Transcribe the entries below exactly; leave every image out.

○ ○ ○ ○ ○ ○ ○

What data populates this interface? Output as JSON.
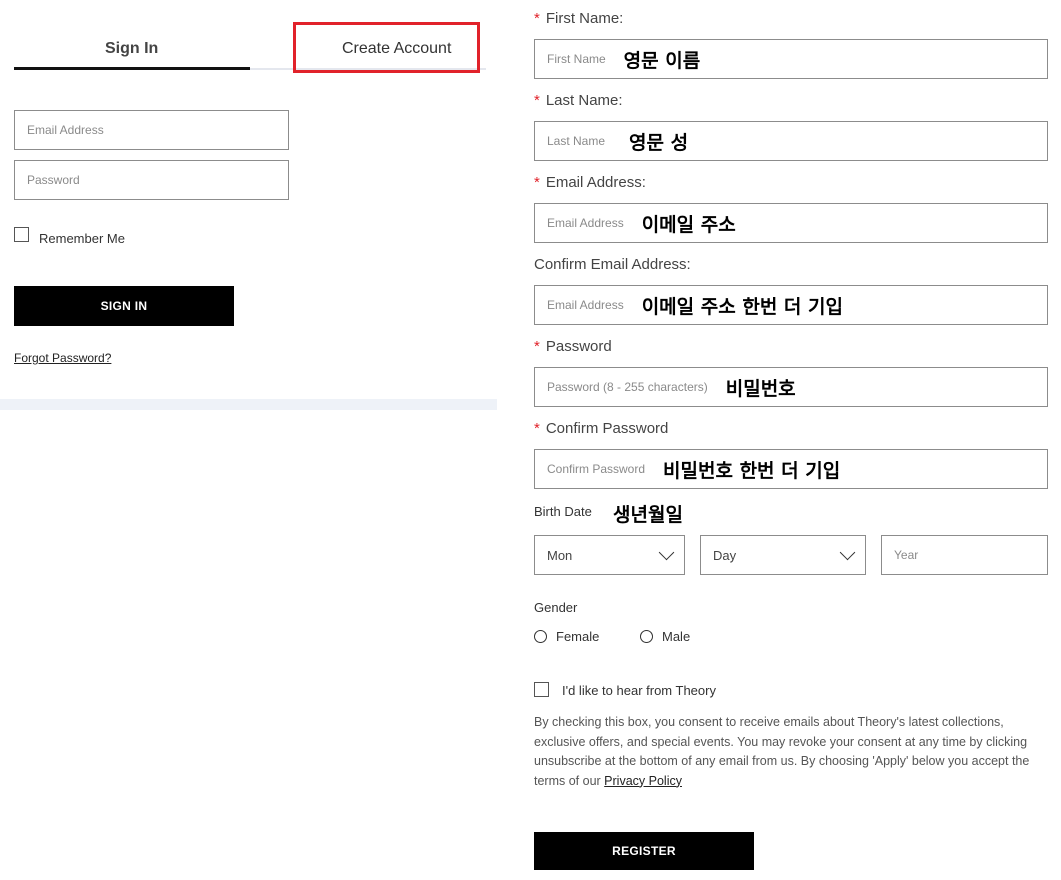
{
  "tabs": {
    "sign_in": "Sign In",
    "create_account": "Create Account"
  },
  "login": {
    "email_placeholder": "Email Address",
    "password_placeholder": "Password",
    "remember_label": "Remember Me",
    "sign_in_button": "SIGN IN",
    "forgot_password": "Forgot Password?"
  },
  "register": {
    "required_marker": "*",
    "first_name": {
      "label": "First Name:",
      "placeholder": "First Name",
      "annotation": "영문 이름"
    },
    "last_name": {
      "label": "Last Name:",
      "placeholder": "Last Name",
      "annotation": "영문 성"
    },
    "email": {
      "label": "Email Address:",
      "placeholder": "Email Address",
      "annotation": "이메일 주소"
    },
    "confirm_email": {
      "label": "Confirm Email Address:",
      "placeholder": "Email Address",
      "annotation": "이메일 주소 한번 더 기입"
    },
    "password": {
      "label": "Password",
      "placeholder": "Password (8 - 255 characters)",
      "annotation": "비밀번호"
    },
    "confirm_password": {
      "label": "Confirm Password",
      "placeholder": "Confirm Password",
      "annotation": "비밀번호 한번 더 기입"
    },
    "birth_date": {
      "label": "Birth Date",
      "annotation": "생년월일",
      "month": "Mon",
      "day": "Day",
      "year_placeholder": "Year"
    },
    "gender": {
      "label": "Gender",
      "female": "Female",
      "male": "Male"
    },
    "optin_label": "I'd like to hear from Theory",
    "consent_text": "By checking this box, you consent to receive emails about Theory's latest collections, exclusive offers, and special events. You may revoke your consent at any time by clicking unsubscribe at the bottom of any email from us. By choosing 'Apply' below you accept the terms of our ",
    "privacy_policy": "Privacy Policy",
    "register_button": "REGISTER"
  },
  "colors": {
    "highlight": "#e1222a",
    "required": "#e1222a",
    "button_bg": "#000000"
  }
}
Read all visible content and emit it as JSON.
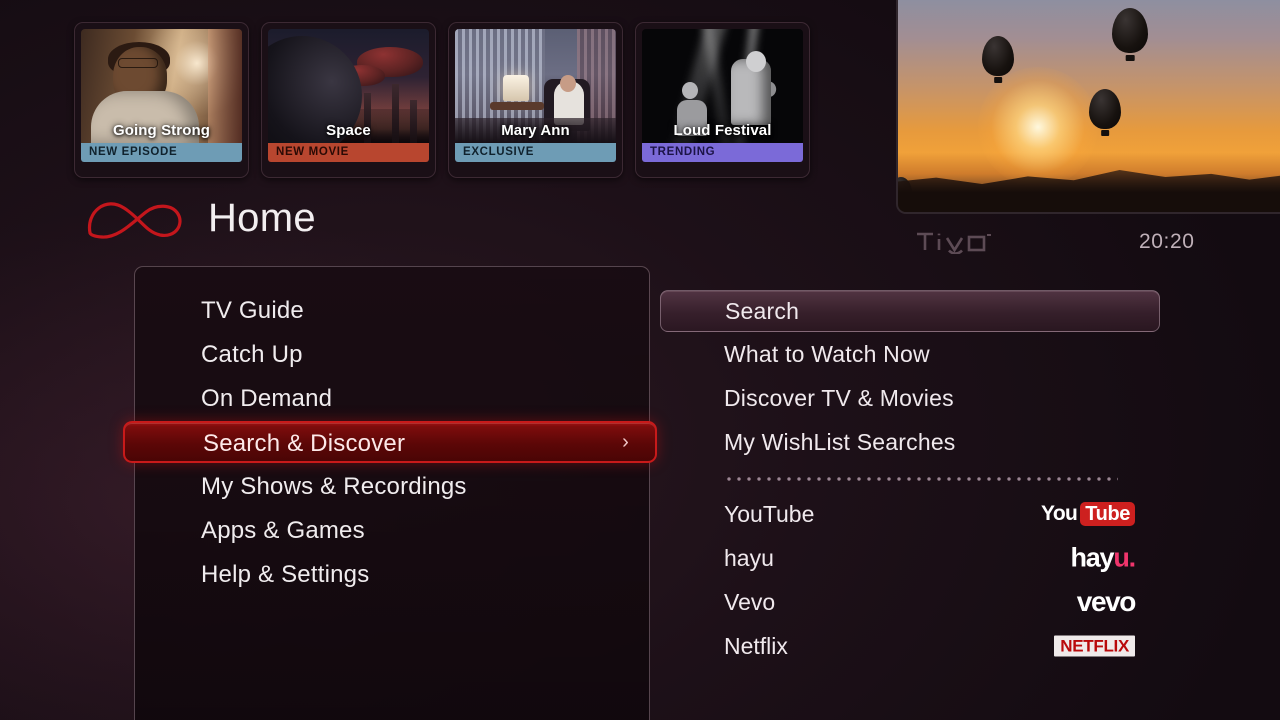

○ ○ ○ ○ ○ ○ ○

Solution:
What data populates this interface? Output as JSON.
{
  "tabs": {
    "sign_in": "Sign In",
    "create_account": "Create Account"
  },
  "login": {
    "email_placeholder": "Email Address",
    "password_placeholder": "Password",
    "remember_label": "Remember Me",
    "sign_in_button": "SIGN IN",
    "forgot_password": "Forgot Password?"
  },
  "register": {
    "required_marker": "*",
    "first_name": {
      "label": "First Name:",
      "placeholder": "First Name",
      "annotation": "영문 이름"
    },
    "last_name": {
      "label": "Last Name:",
      "placeholder": "Last Name",
      "annotation": "영문 성"
    },
    "email": {
      "label": "Email Address:",
      "placeholder": "Email Address",
      "annotation": "이메일 주소"
    },
    "confirm_email": {
      "label": "Confirm Email Address:",
      "placeholder": "Email Address",
      "annotation": "이메일 주소 한번 더 기입"
    },
    "password": {
      "label": "Password",
      "placeholder": "Password (8 - 255 characters)",
      "annotation": "비밀번호"
    },
    "confirm_password": {
      "label": "Confirm Password",
      "placeholder": "Confirm Password",
      "annotation": "비밀번호 한번 더 기입"
    },
    "birth_date": {
      "label": "Birth Date",
      "annotation": "생년월일",
      "month": "Mon",
      "day": "Day",
      "year_placeholder": "Year"
    },
    "gender": {
      "label": "Gender",
      "female": "Female",
      "male": "Male"
    },
    "optin_label": "I'd like to hear from Theory",
    "consent_text": "By checking this box, you consent to receive emails about Theory's latest collections, exclusive offers, and special events. You may revoke your consent at any time by clicking unsubscribe at the bottom of any email from us. By choosing 'Apply' below you accept the terms of our ",
    "privacy_policy": "Privacy Policy",
    "register_button": "REGISTER"
  },
  "colors": {
    "highlight": "#e1222a",
    "required": "#e1222a",
    "button_bg": "#000000"
  }
}
Read all visible content and emit it as JSON.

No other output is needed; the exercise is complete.